### EXERCISES TO COMPLETE
A - In the Skype video text below, what internet speed does Skype recommend for High Quality video?
B - Rewrite the paragraph that starts "Firstly you'll be needing" from the Skype video text below as a short list, keeping its main facts.

━━ EXCERPTED TEXT ━━

With friends overseas and family interstate, video-calling for some people is a godsend, a means of communicating that makes these vast distances feel so much closer. While many messaging clients feature video streaming, Skype has become the name synonymous with the concept.
To date video-calling has come with trade-offs. To maintain the speed of the stream, we have endured low-quality feeds, and in truth, this hasn't changed too significantly just yet. However, Skype has recently introduced a new High Quality video service which we've recently had the chance to play with.
This new service improves the image resolution from QVGA (320x240 pixels) to VGA (640x480) and doubles the frames-per-second broadcast from 15 to 30. The result is much cleaner images and much smoother movement. To take advantage of this improved video you'll need the latest version of Skype, which is a free download, but you may also need to fork out for some new tech.
Firstly you'll be needing a better webcam than the integrated model in your laptop or computer monitor. In fact, at the time of writing there are only three Logitech webcam models that support the higher quality video streams; the QuickCam Pro for Notebooks, the QuickCam Pro 9000, and the AF-Sphere. One of the cams will set you back between AU$149 and AU$249 depending on the model.
Sending and receiving higher resolution at twice the frame rate means significantly larger packets of data being transferred so you'll be needing at least an ADSL broadband connection. Skype recommends 384Kbps or faster.
You may also need to upgrade your PC. Skype indicates that the minimum requirement to use High Quality video is a dual-core processor (a Core 2 Duo or similar). You'll also want to have sufficient memory or else the stream will lag.
It's also important to remember that both parties need to meet these requirements. Your friends don't need a Logitech cam to receive the High Quality feed from you, but without the minimum required PC and internet speeds then the extra quality to the stream will be lost due to lag.

━━━
━━ SUPPLIED DATA ━━

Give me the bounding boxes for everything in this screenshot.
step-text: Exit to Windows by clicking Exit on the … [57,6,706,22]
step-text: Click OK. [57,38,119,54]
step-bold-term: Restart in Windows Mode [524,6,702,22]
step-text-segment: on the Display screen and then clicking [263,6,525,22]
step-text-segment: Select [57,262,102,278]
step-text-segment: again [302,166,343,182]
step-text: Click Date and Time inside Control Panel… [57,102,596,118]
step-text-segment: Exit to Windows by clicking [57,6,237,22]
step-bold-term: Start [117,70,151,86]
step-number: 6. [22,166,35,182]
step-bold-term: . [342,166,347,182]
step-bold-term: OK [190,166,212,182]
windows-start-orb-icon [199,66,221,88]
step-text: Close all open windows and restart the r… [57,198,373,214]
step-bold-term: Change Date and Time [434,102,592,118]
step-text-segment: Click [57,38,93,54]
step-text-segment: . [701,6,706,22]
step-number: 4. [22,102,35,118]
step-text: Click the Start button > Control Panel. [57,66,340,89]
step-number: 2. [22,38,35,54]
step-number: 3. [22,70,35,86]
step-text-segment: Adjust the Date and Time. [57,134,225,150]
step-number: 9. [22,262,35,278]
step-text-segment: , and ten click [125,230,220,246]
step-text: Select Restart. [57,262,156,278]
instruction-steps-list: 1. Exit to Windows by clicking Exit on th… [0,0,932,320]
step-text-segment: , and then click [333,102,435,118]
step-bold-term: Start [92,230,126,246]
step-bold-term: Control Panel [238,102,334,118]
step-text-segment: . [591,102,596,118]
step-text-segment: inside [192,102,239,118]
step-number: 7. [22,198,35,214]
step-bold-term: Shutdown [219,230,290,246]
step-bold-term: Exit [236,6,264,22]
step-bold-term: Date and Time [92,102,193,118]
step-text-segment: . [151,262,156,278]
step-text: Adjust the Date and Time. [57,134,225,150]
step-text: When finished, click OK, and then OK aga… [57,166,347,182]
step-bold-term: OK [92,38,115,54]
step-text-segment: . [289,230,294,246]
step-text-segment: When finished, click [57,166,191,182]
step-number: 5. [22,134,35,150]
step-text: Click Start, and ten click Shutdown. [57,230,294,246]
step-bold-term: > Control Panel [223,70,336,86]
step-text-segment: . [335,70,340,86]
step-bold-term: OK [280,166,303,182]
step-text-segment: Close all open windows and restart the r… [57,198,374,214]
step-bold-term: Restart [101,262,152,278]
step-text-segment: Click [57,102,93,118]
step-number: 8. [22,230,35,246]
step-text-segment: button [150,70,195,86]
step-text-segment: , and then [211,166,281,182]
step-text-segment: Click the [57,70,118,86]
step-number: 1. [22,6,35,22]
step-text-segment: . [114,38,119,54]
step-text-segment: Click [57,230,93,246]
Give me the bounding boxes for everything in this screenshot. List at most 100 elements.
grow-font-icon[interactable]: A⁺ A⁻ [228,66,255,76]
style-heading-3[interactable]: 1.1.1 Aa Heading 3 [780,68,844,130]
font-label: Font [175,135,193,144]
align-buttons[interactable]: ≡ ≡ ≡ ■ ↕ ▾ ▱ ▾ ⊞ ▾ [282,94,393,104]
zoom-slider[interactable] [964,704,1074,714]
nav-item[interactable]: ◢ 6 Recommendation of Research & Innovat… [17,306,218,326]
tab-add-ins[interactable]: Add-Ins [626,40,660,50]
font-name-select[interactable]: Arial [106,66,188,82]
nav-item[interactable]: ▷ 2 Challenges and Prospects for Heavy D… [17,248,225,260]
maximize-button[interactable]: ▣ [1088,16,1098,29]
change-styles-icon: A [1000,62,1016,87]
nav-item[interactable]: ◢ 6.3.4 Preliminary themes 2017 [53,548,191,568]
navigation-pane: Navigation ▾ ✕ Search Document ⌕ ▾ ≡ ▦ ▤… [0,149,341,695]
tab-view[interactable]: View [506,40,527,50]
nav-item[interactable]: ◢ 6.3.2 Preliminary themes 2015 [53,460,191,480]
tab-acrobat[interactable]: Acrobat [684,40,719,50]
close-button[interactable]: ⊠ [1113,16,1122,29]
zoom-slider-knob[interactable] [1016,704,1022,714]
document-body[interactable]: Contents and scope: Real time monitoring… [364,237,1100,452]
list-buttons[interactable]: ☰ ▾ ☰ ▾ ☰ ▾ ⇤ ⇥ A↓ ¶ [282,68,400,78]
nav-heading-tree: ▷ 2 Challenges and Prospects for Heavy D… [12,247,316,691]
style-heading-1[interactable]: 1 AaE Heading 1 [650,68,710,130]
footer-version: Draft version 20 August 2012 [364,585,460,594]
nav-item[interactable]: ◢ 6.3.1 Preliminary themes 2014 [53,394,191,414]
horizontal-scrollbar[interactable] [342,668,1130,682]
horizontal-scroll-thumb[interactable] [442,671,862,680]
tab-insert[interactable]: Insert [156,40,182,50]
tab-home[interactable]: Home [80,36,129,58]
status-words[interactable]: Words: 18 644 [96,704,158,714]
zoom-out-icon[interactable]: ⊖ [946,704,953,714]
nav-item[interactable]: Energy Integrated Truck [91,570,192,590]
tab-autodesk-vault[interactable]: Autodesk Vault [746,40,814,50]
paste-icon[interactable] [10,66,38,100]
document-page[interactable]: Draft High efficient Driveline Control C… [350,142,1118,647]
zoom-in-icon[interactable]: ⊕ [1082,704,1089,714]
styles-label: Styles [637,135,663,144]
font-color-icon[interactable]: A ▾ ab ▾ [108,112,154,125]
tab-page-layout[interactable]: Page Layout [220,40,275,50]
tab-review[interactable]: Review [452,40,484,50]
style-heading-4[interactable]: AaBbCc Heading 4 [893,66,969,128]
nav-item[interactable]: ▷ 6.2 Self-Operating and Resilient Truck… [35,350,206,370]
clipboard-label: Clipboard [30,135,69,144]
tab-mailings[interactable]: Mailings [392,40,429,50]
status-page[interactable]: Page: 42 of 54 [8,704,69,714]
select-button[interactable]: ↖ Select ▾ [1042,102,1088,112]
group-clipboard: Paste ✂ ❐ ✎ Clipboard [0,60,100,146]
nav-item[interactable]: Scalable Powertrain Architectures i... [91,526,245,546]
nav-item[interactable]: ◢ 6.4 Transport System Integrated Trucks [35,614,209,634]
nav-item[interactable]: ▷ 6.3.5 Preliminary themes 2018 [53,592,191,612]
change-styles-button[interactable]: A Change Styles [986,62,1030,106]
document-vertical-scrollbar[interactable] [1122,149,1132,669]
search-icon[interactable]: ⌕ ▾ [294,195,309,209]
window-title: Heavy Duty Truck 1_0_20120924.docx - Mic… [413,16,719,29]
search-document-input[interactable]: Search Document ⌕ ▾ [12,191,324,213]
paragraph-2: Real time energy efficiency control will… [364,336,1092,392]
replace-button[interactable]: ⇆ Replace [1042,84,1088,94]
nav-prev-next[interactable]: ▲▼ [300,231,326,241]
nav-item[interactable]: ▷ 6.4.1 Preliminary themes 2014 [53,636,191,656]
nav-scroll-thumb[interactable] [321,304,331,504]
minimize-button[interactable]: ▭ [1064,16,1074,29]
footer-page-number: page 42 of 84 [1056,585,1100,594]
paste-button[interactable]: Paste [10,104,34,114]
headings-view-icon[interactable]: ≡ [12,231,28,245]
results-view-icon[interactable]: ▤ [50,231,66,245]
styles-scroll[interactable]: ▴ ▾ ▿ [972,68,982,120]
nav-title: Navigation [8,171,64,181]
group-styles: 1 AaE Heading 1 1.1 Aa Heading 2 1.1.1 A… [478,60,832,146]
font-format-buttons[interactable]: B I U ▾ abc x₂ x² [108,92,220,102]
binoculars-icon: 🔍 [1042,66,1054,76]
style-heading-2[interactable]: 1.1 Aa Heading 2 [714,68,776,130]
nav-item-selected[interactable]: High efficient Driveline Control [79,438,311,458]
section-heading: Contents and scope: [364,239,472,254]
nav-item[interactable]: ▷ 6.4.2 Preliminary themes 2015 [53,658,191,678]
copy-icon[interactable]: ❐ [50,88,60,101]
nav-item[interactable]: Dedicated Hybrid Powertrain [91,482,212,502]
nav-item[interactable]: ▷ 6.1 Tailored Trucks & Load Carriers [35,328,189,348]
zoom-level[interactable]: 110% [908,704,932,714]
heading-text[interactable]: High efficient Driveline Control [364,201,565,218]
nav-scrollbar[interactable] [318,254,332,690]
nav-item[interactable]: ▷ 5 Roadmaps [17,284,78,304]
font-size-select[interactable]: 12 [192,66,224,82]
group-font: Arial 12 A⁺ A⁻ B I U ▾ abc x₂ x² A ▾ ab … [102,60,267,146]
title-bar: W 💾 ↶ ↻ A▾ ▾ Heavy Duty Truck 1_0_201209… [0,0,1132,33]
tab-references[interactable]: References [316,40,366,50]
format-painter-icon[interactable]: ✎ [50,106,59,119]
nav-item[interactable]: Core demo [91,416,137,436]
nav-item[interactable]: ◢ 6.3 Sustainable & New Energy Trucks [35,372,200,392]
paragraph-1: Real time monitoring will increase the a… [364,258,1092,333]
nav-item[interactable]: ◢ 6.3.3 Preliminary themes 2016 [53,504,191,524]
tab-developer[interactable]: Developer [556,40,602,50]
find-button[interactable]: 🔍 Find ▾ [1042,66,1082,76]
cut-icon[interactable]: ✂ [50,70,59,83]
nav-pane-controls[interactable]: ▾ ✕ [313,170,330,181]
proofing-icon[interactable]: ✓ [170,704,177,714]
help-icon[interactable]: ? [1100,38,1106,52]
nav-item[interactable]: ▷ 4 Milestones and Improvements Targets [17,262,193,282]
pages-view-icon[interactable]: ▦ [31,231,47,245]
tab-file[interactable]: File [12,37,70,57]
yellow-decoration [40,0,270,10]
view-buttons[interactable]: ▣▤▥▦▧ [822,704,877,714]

━━━

### ANSWERS FOR THE EXERCISE
A - 384Kbps or faster.

B -
- The webcam built into a laptop or computer monitor won't do.
- At the time of writing, only three Logitech webcams support the higher quality video: the QuickCam Pro for Notebooks, the QuickCam Pro 9000, and the AF-Sphere.
- Each costs between AU$149 and AU$249, depending on the model.